__Your objective__
Reproduce the records. Keep every word exact and include no images.

(Dataset rows about figures)
***

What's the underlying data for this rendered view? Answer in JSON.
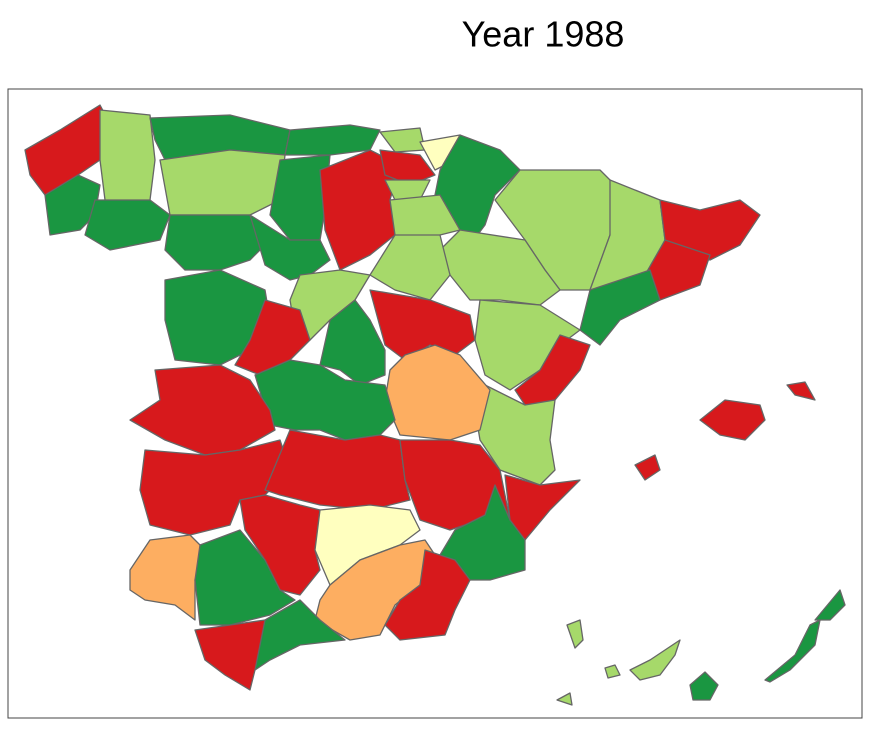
{
  "title": "Year 1988"
}
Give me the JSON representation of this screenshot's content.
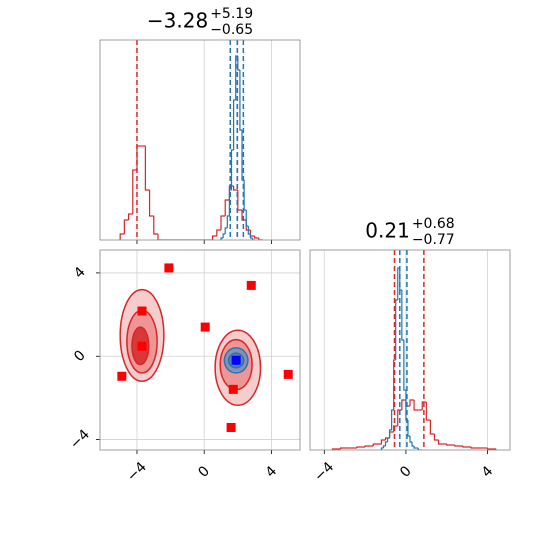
{
  "chart_data": [
    {
      "type": "histogram",
      "title": {
        "value": "−3.28",
        "plus": "+5.19",
        "minus": "−0.65"
      },
      "xlim": [
        -6.2,
        5.7
      ],
      "ylim": [
        0,
        1
      ],
      "xticks": [
        -4,
        0,
        4
      ],
      "grid": true,
      "series": [
        {
          "color": "#d62728",
          "bins": [
            -5,
            -4.75,
            -4.5,
            -4.25,
            -4,
            -3.75,
            -3.5,
            -3.25,
            -3,
            -2.75,
            -2.5,
            -2.25,
            -2,
            -1.75,
            -1.5,
            -1.25,
            -1,
            -0.75,
            -0.5,
            -0.25,
            0,
            0.25,
            0.5,
            0.75,
            1,
            1.25,
            1.5,
            1.75,
            2,
            2.25,
            2.5,
            2.75,
            3,
            3.25,
            3.5
          ],
          "values": [
            0.03,
            0.1,
            0.13,
            0.35,
            0.47,
            0.47,
            0.25,
            0.12,
            0.03,
            0,
            0,
            0,
            0,
            0,
            0,
            0,
            0,
            0,
            0,
            0,
            0,
            0,
            0.02,
            0.05,
            0.12,
            0.2,
            0.27,
            0.25,
            0.15,
            0.1,
            0.05,
            0.02,
            0.01,
            0
          ]
        },
        {
          "color": "#1f77b4",
          "bins": [
            1,
            1.125,
            1.25,
            1.375,
            1.5,
            1.625,
            1.75,
            1.875,
            2,
            2.125,
            2.25,
            2.375,
            2.5,
            2.625,
            2.75,
            2.875,
            3
          ],
          "values": [
            0.01,
            0.03,
            0.06,
            0.12,
            0.25,
            0.45,
            0.7,
            0.92,
            0.85,
            0.55,
            0.3,
            0.15,
            0.07,
            0.03,
            0.01,
            0
          ]
        }
      ],
      "lines": [
        {
          "color": "#d62728",
          "x": [
            -4.0,
            1.97
          ]
        },
        {
          "color": "#1f77b4",
          "x": [
            1.55,
            1.97,
            2.33
          ]
        }
      ]
    },
    {
      "type": "scatter",
      "xlim": [
        -6.2,
        5.7
      ],
      "ylim": [
        -4.5,
        5.1
      ],
      "xticks": [
        {
          "value": -4,
          "label": "−4"
        },
        0,
        4
      ],
      "yticks": [
        {
          "value": -4,
          "label": "−4"
        },
        0,
        4
      ],
      "grid": true,
      "contours": [
        {
          "color": "#d62728",
          "fill": "#f5c4c4",
          "cx": -3.7,
          "cy": 1.0,
          "rx": 1.3,
          "ry": 2.2
        },
        {
          "color": "#d62728",
          "fill": "#ec8c8c",
          "cx": -3.7,
          "cy": 0.7,
          "rx": 0.9,
          "ry": 1.5
        },
        {
          "color": "#d62728",
          "fill": "#d62728",
          "cx": -3.8,
          "cy": 0.5,
          "rx": 0.5,
          "ry": 0.9
        },
        {
          "color": "#d62728",
          "fill": "#f5c4c4",
          "cx": 2.0,
          "cy": -0.55,
          "rx": 1.35,
          "ry": 1.8
        },
        {
          "color": "#d62728",
          "fill": "#ec8c8c",
          "cx": 1.9,
          "cy": -0.4,
          "rx": 0.95,
          "ry": 1.2
        },
        {
          "color": "#d62728",
          "fill": "#d62728",
          "cx": 1.9,
          "cy": -0.2,
          "rx": 0.6,
          "ry": 0.5
        },
        {
          "color": "#1f77b4",
          "fill": "#7f9fc4",
          "cx": 1.9,
          "cy": -0.2,
          "rx": 0.7,
          "ry": 0.6
        },
        {
          "color": "#1f77b4",
          "fill": "#4f7fb8",
          "cx": 1.9,
          "cy": -0.2,
          "rx": 0.45,
          "ry": 0.35
        },
        {
          "color": "#1f77b4",
          "fill": "#1f5fa8",
          "cx": 1.9,
          "cy": -0.2,
          "rx": 0.2,
          "ry": 0.2
        }
      ],
      "series": [
        {
          "color": "#ff0000",
          "x": [
            -2.1,
            2.8,
            -3.7,
            0.06,
            -3.7,
            -4.9,
            5.0,
            1.73,
            1.6
          ],
          "values": [
            4.24,
            3.4,
            2.17,
            1.4,
            0.48,
            -0.96,
            -0.87,
            -1.59,
            -3.42
          ]
        },
        {
          "color": "#0000ff",
          "x": [
            1.9
          ],
          "values": [
            -0.19
          ]
        }
      ]
    },
    {
      "type": "histogram",
      "title": {
        "value": "0.21",
        "plus": "+0.68",
        "minus": "−0.77"
      },
      "xlim": [
        -4.7,
        5.1
      ],
      "ylim": [
        0,
        1
      ],
      "xticks": [
        {
          "value": -4,
          "label": "−4"
        },
        0,
        4
      ],
      "grid": true,
      "series": [
        {
          "color": "#d62728",
          "bins": [
            -3.6,
            -3.2,
            -2.8,
            -2.4,
            -2,
            -1.6,
            -1.2,
            -1,
            -0.8,
            -0.6,
            -0.4,
            -0.2,
            0,
            0.2,
            0.4,
            0.6,
            0.8,
            1,
            1.2,
            1.4,
            1.6,
            2,
            2.4,
            2.8,
            3.2,
            3.6,
            4,
            4.4
          ],
          "values": [
            0.005,
            0.01,
            0.01,
            0.015,
            0.02,
            0.03,
            0.05,
            0.06,
            0.09,
            0.12,
            0.2,
            0.25,
            0.22,
            0.25,
            0.2,
            0.2,
            0.24,
            0.15,
            0.08,
            0.05,
            0.03,
            0.025,
            0.02,
            0.015,
            0.01,
            0.01,
            0.005
          ]
        },
        {
          "color": "#1f77b4",
          "bins": [
            -1.2,
            -1.1,
            -1,
            -0.9,
            -0.8,
            -0.7,
            -0.6,
            -0.5,
            -0.4,
            -0.3,
            -0.2,
            -0.1,
            0,
            0.1,
            0.2,
            0.3,
            0.4,
            0.5,
            0.6,
            0.7,
            0.8
          ],
          "values": [
            0.01,
            0.02,
            0.04,
            0.06,
            0.1,
            0.2,
            0.45,
            0.75,
            0.91,
            0.8,
            0.55,
            0.3,
            0.15,
            0.07,
            0.04,
            0.02,
            0.01,
            0.01,
            0,
            0
          ]
        }
      ],
      "lines": [
        {
          "color": "#d62728",
          "x": [
            -0.56,
            0.88
          ]
        },
        {
          "color": "#1f77b4",
          "x": [
            -0.3,
            0.05
          ]
        }
      ]
    }
  ]
}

***

__Written response__
What's the underlying data for this rendered view? Answer in JSON.
{
  "title": "Year 1988"
}
Give me the JSON representation of this screenshot's content.
{
  "chart_data": [
    {
      "type": "histogram",
      "title": {
        "value": "−3.28",
        "plus": "+5.19",
        "minus": "−0.65"
      },
      "xlim": [
        -6.2,
        5.7
      ],
      "ylim": [
        0,
        1
      ],
      "xticks": [
        -4,
        0,
        4
      ],
      "grid": true,
      "series": [
        {
          "color": "#d62728",
          "bins": [
            -5,
            -4.75,
            -4.5,
            -4.25,
            -4,
            -3.75,
            -3.5,
            -3.25,
            -3,
            -2.75,
            -2.5,
            -2.25,
            -2,
            -1.75,
            -1.5,
            -1.25,
            -1,
            -0.75,
            -0.5,
            -0.25,
            0,
            0.25,
            0.5,
            0.75,
            1,
            1.25,
            1.5,
            1.75,
            2,
            2.25,
            2.5,
            2.75,
            3,
            3.25,
            3.5
          ],
          "values": [
            0.03,
            0.1,
            0.13,
            0.35,
            0.47,
            0.47,
            0.25,
            0.12,
            0.03,
            0,
            0,
            0,
            0,
            0,
            0,
            0,
            0,
            0,
            0,
            0,
            0,
            0,
            0.02,
            0.05,
            0.12,
            0.2,
            0.27,
            0.25,
            0.15,
            0.1,
            0.05,
            0.02,
            0.01,
            0
          ]
        },
        {
          "color": "#1f77b4",
          "bins": [
            1,
            1.125,
            1.25,
            1.375,
            1.5,
            1.625,
            1.75,
            1.875,
            2,
            2.125,
            2.25,
            2.375,
            2.5,
            2.625,
            2.75,
            2.875,
            3
          ],
          "values": [
            0.01,
            0.03,
            0.06,
            0.12,
            0.25,
            0.45,
            0.7,
            0.92,
            0.85,
            0.55,
            0.3,
            0.15,
            0.07,
            0.03,
            0.01,
            0
          ]
        }
      ],
      "lines": [
        {
          "color": "#d62728",
          "x": [
            -4.0,
            1.97
          ]
        },
        {
          "color": "#1f77b4",
          "x": [
            1.55,
            1.97,
            2.33
          ]
        }
      ]
    },
    {
      "type": "scatter",
      "xlim": [
        -6.2,
        5.7
      ],
      "ylim": [
        -4.5,
        5.1
      ],
      "xticks": [
        {
          "value": -4,
          "label": "−4"
        },
        0,
        4
      ],
      "yticks": [
        {
          "value": -4,
          "label": "−4"
        },
        0,
        4
      ],
      "grid": true,
      "contours": [
        {
          "color": "#d62728",
          "fill": "#f5c4c4",
          "cx": -3.7,
          "cy": 1.0,
          "rx": 1.3,
          "ry": 2.2
        },
        {
          "color": "#d62728",
          "fill": "#ec8c8c",
          "cx": -3.7,
          "cy": 0.7,
          "rx": 0.9,
          "ry": 1.5
        },
        {
          "color": "#d62728",
          "fill": "#d62728",
          "cx": -3.8,
          "cy": 0.5,
          "rx": 0.5,
          "ry": 0.9
        },
        {
          "color": "#d62728",
          "fill": "#f5c4c4",
          "cx": 2.0,
          "cy": -0.55,
          "rx": 1.35,
          "ry": 1.8
        },
        {
          "color": "#d62728",
          "fill": "#ec8c8c",
          "cx": 1.9,
          "cy": -0.4,
          "rx": 0.95,
          "ry": 1.2
        },
        {
          "color": "#d62728",
          "fill": "#d62728",
          "cx": 1.9,
          "cy": -0.2,
          "rx": 0.6,
          "ry": 0.5
        },
        {
          "color": "#1f77b4",
          "fill": "#7f9fc4",
          "cx": 1.9,
          "cy": -0.2,
          "rx": 0.7,
          "ry": 0.6
        },
        {
          "color": "#1f77b4",
          "fill": "#4f7fb8",
          "cx": 1.9,
          "cy": -0.2,
          "rx": 0.45,
          "ry": 0.35
        },
        {
          "color": "#1f77b4",
          "fill": "#1f5fa8",
          "cx": 1.9,
          "cy": -0.2,
          "rx": 0.2,
          "ry": 0.2
        }
      ],
      "series": [
        {
          "color": "#ff0000",
          "x": [
            -2.1,
            2.8,
            -3.7,
            0.06,
            -3.7,
            -4.9,
            5.0,
            1.73,
            1.6
          ],
          "values": [
            4.24,
            3.4,
            2.17,
            1.4,
            0.48,
            -0.96,
            -0.87,
            -1.59,
            -3.42
          ]
        },
        {
          "color": "#0000ff",
          "x": [
            1.9
          ],
          "values": [
            -0.19
          ]
        }
      ]
    },
    {
      "type": "histogram",
      "title": {
        "value": "0.21",
        "plus": "+0.68",
        "minus": "−0.77"
      },
      "xlim": [
        -4.7,
        5.1
      ],
      "ylim": [
        0,
        1
      ],
      "xticks": [
        {
          "value": -4,
          "label": "−4"
        },
        0,
        4
      ],
      "grid": true,
      "series": [
        {
          "color": "#d62728",
          "bins": [
            -3.6,
            -3.2,
            -2.8,
            -2.4,
            -2,
            -1.6,
            -1.2,
            -1,
            -0.8,
            -0.6,
            -0.4,
            -0.2,
            0,
            0.2,
            0.4,
            0.6,
            0.8,
            1,
            1.2,
            1.4,
            1.6,
            2,
            2.4,
            2.8,
            3.2,
            3.6,
            4,
            4.4
          ],
          "values": [
            0.005,
            0.01,
            0.01,
            0.015,
            0.02,
            0.03,
            0.05,
            0.06,
            0.09,
            0.12,
            0.2,
            0.25,
            0.22,
            0.25,
            0.2,
            0.2,
            0.24,
            0.15,
            0.08,
            0.05,
            0.03,
            0.025,
            0.02,
            0.015,
            0.01,
            0.01,
            0.005
          ]
        },
        {
          "color": "#1f77b4",
          "bins": [
            -1.2,
            -1.1,
            -1,
            -0.9,
            -0.8,
            -0.7,
            -0.6,
            -0.5,
            -0.4,
            -0.3,
            -0.2,
            -0.1,
            0,
            0.1,
            0.2,
            0.3,
            0.4,
            0.5,
            0.6,
            0.7,
            0.8
          ],
          "values": [
            0.01,
            0.02,
            0.04,
            0.06,
            0.1,
            0.2,
            0.45,
            0.75,
            0.91,
            0.8,
            0.55,
            0.3,
            0.15,
            0.07,
            0.04,
            0.02,
            0.01,
            0.01,
            0,
            0
          ]
        }
      ],
      "lines": [
        {
          "color": "#d62728",
          "x": [
            -0.56,
            0.88
          ]
        },
        {
          "color": "#1f77b4",
          "x": [
            -0.3,
            0.05
          ]
        }
      ]
    }
  ]
}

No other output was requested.